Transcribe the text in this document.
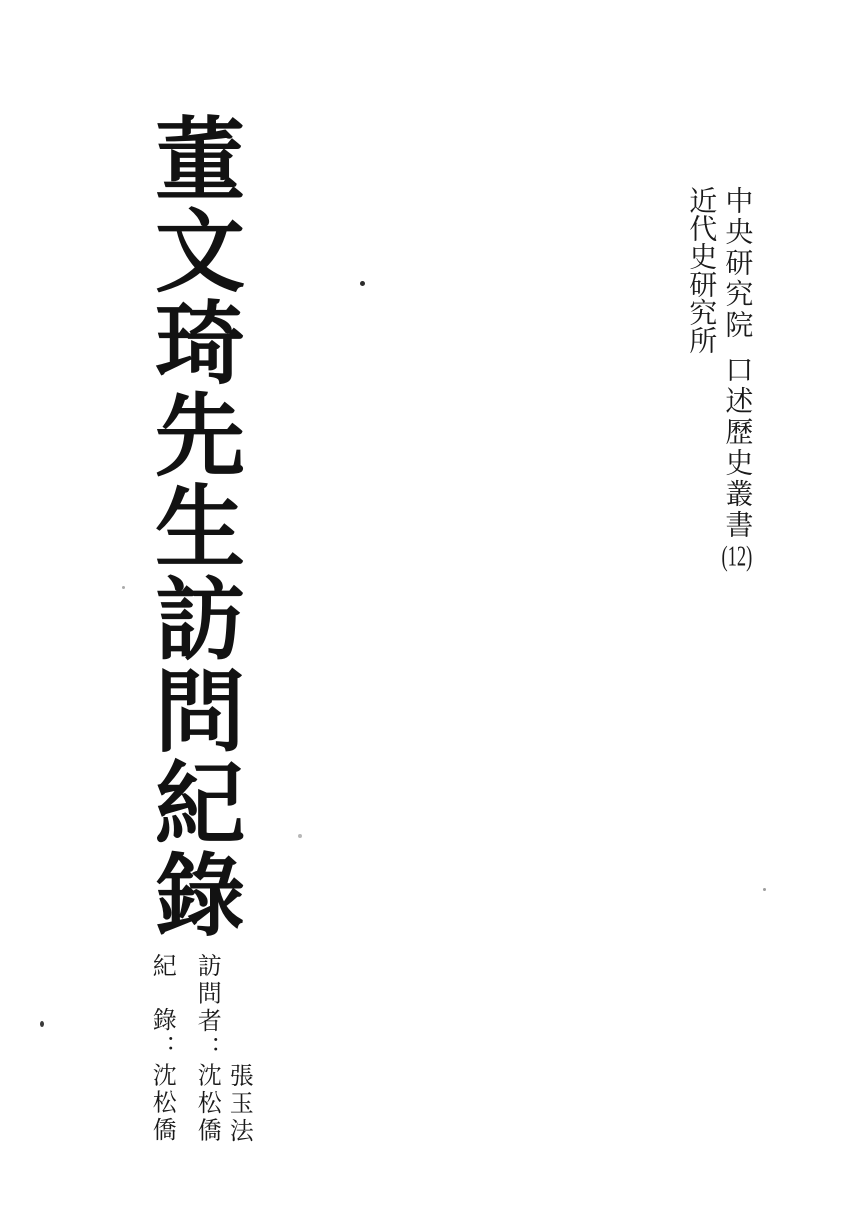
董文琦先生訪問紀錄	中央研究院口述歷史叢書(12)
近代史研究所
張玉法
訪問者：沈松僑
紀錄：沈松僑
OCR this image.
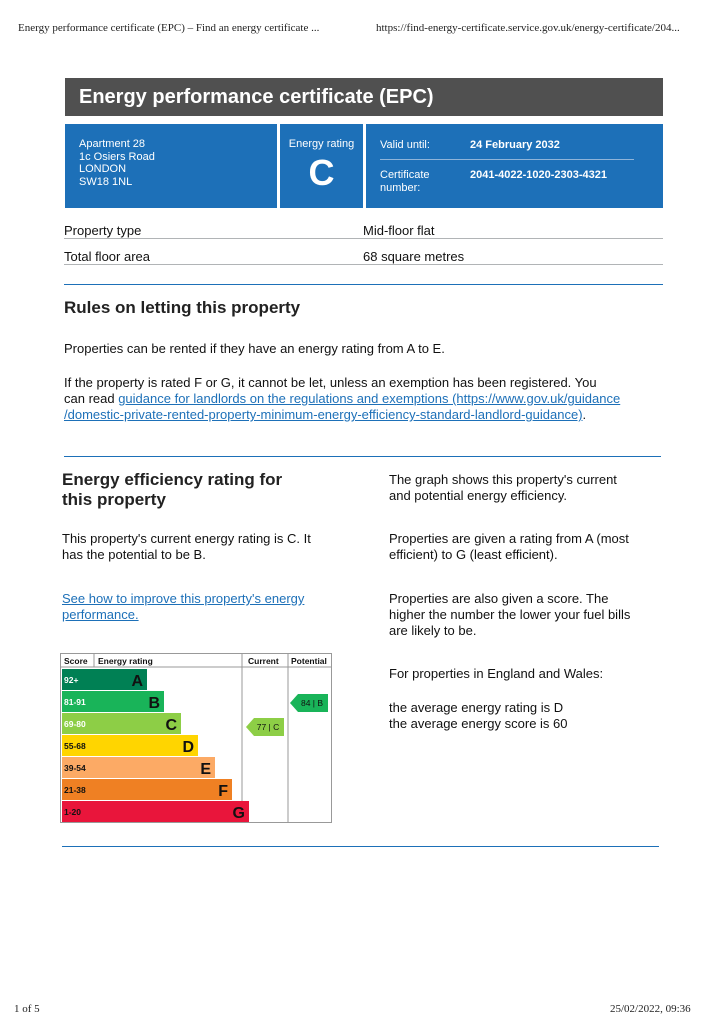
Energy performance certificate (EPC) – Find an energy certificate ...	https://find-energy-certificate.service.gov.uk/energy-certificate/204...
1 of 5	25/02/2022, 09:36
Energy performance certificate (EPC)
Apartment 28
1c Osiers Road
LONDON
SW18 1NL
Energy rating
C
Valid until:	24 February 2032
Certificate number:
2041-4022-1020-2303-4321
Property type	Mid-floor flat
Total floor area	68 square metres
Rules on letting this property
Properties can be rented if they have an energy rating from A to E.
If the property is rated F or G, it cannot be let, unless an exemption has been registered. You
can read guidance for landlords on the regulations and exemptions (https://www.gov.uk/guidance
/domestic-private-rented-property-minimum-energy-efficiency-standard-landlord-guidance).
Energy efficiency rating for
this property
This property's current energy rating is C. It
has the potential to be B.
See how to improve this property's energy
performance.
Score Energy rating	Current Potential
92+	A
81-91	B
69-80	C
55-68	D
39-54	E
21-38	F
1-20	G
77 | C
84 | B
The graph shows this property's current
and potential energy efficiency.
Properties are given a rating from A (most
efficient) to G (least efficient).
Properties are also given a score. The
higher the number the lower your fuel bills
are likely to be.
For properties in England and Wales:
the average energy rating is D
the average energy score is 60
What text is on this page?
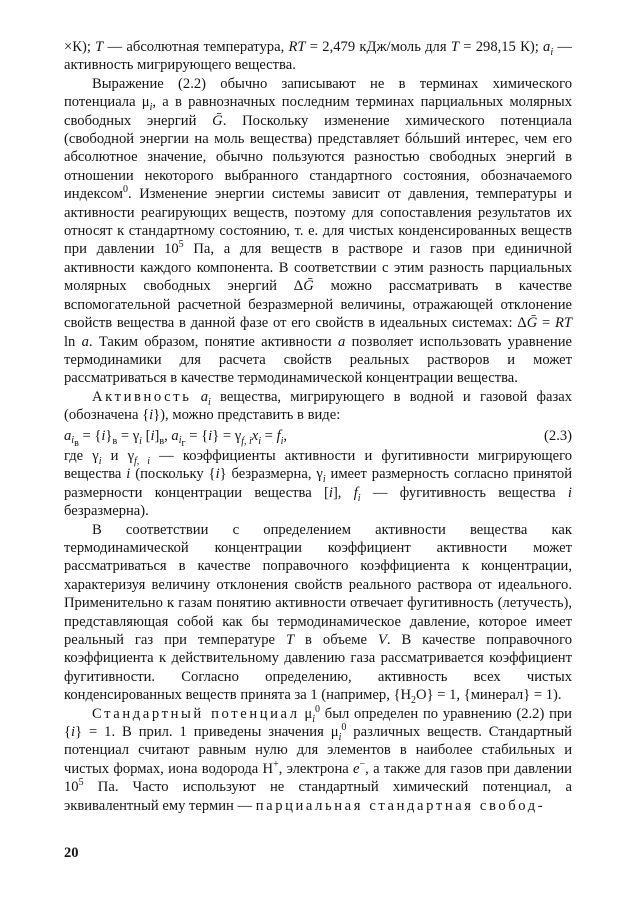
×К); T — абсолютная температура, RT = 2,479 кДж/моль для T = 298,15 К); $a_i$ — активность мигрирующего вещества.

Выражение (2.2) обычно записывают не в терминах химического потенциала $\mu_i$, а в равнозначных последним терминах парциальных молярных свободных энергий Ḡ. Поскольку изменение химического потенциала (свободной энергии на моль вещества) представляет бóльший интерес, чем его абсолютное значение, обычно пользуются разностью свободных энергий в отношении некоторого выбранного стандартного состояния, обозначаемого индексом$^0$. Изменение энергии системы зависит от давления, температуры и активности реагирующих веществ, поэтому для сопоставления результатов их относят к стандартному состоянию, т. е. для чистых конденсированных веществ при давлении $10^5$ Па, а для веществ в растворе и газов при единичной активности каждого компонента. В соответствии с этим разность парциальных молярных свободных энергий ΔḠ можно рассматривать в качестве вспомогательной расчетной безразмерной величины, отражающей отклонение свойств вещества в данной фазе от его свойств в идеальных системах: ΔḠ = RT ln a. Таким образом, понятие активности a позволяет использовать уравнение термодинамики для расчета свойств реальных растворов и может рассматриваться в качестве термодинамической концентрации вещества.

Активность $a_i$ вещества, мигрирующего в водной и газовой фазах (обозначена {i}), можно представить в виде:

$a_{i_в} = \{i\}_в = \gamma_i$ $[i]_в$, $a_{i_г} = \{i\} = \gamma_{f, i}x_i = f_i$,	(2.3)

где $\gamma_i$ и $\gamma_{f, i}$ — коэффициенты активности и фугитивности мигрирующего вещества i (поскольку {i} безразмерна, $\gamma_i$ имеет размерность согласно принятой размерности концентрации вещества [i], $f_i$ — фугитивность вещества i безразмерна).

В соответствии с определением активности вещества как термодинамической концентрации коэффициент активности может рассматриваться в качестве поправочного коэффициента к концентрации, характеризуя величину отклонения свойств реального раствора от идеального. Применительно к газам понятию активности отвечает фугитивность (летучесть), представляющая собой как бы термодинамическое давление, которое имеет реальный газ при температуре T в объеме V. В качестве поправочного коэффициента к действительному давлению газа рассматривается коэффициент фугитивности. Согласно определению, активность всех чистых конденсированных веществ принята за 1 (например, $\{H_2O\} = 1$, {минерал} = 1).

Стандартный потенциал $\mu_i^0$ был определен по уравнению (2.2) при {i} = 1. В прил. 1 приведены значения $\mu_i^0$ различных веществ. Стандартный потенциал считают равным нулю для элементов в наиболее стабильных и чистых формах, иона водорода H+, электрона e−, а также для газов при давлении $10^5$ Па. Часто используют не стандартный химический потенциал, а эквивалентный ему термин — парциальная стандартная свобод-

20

**********

■ Your instructions
Omit the pictures and give the material again, exactly and in full.

■ The completed task
Transcribe the text in this document.
董文琦先生訪問紀錄	中央研究院口述歷史叢書(12)
近代史研究所
張玉法
訪問者：沈松僑
紀錄：沈松僑
OCR this image.
Energy performance certificate (EPC) – Find an energy certificate ...	https://find-energy-certificate.service.gov.uk/energy-certificate/204...
1 of 5	25/02/2022, 09:36
Energy performance certificate (EPC)
Apartment 28
1c Osiers Road
LONDON
SW18 1NL
Energy rating
C
Valid until:	24 February 2032
Certificate number:
2041-4022-1020-2303-4321
Property type	Mid-floor flat
Total floor area	68 square metres
Rules on letting this property
Properties can be rented if they have an energy rating from A to E.
If the property is rated F or G, it cannot be let, unless an exemption has been registered. You
can read guidance for landlords on the regulations and exemptions (https://www.gov.uk/guidance
/domestic-private-rented-property-minimum-energy-efficiency-standard-landlord-guidance).
Energy efficiency rating for
this property
This property's current energy rating is C. It
has the potential to be B.
See how to improve this property's energy
performance.
Score Energy rating	Current Potential
92+	A
81-91	B
69-80	C
55-68	D
39-54	E
21-38	F
1-20	G
77 | C
84 | B
The graph shows this property's current
and potential energy efficiency.
Properties are given a rating from A (most
efficient) to G (least efficient).
Properties are also given a score. The
higher the number the lower your fuel bills
are likely to be.
For properties in England and Wales:
the average energy rating is D
the average energy score is 60
What text is on this page?
×К); T — абсолютная температура, RT = 2,479 кДж/моль для T = 298,15 К); $a_i$ — активность мигрирующего вещества.

Выражение (2.2) обычно записывают не в терминах химического потенциала $\mu_i$, а в равнозначных последним терминах парциальных молярных свободных энергий Ḡ. Поскольку изменение химического потенциала (свободной энергии на моль вещества) представляет бóльший интерес, чем его абсолютное значение, обычно пользуются разностью свободных энергий в отношении некоторого выбранного стандартного состояния, обозначаемого индексом$^0$. Изменение энергии системы зависит от давления, температуры и активности реагирующих веществ, поэтому для сопоставления результатов их относят к стандартному состоянию, т. е. для чистых конденсированных веществ при давлении $10^5$ Па, а для веществ в растворе и газов при единичной активности каждого компонента. В соответствии с этим разность парциальных молярных свободных энергий ΔḠ можно рассматривать в качестве вспомогательной расчетной безразмерной величины, отражающей отклонение свойств вещества в данной фазе от его свойств в идеальных системах: ΔḠ = RT ln a. Таким образом, понятие активности a позволяет использовать уравнение термодинамики для расчета свойств реальных растворов и может рассматриваться в качестве термодинамической концентрации вещества.

Активность $a_i$ вещества, мигрирующего в водной и газовой фазах (обозначена {i}), можно представить в виде:

$a_{i_в} = \{i\}_в = \gamma_i$ $[i]_в$, $a_{i_г} = \{i\} = \gamma_{f, i}x_i = f_i$,	(2.3)

где $\gamma_i$ и $\gamma_{f, i}$ — коэффициенты активности и фугитивности мигрирующего вещества i (поскольку {i} безразмерна, $\gamma_i$ имеет размерность согласно принятой размерности концентрации вещества [i], $f_i$ — фугитивность вещества i безразмерна).

В соответствии с определением активности вещества как термодинамической концентрации коэффициент активности может рассматриваться в качестве поправочного коэффициента к концентрации, характеризуя величину отклонения свойств реального раствора от идеального. Применительно к газам понятию активности отвечает фугитивность (летучесть), представляющая собой как бы термодинамическое давление, которое имеет реальный газ при температуре T в объеме V. В качестве поправочного коэффициента к действительному давлению газа рассматривается коэффициент фугитивности. Согласно определению, активность всех чистых конденсированных веществ принята за 1 (например, $\{H_2O\} = 1$, {минерал} = 1).

Стандартный потенциал $\mu_i^0$ был определен по уравнению (2.2) при {i} = 1. В прил. 1 приведены значения $\mu_i^0$ различных веществ. Стандартный потенциал считают равным нулю для элементов в наиболее стабильных и чистых формах, иона водорода H+, электрона e−, а также для газов при давлении $10^5$ Па. Часто используют не стандартный химический потенциал, а эквивалентный ему термин — парциальная стандартная свобод-

20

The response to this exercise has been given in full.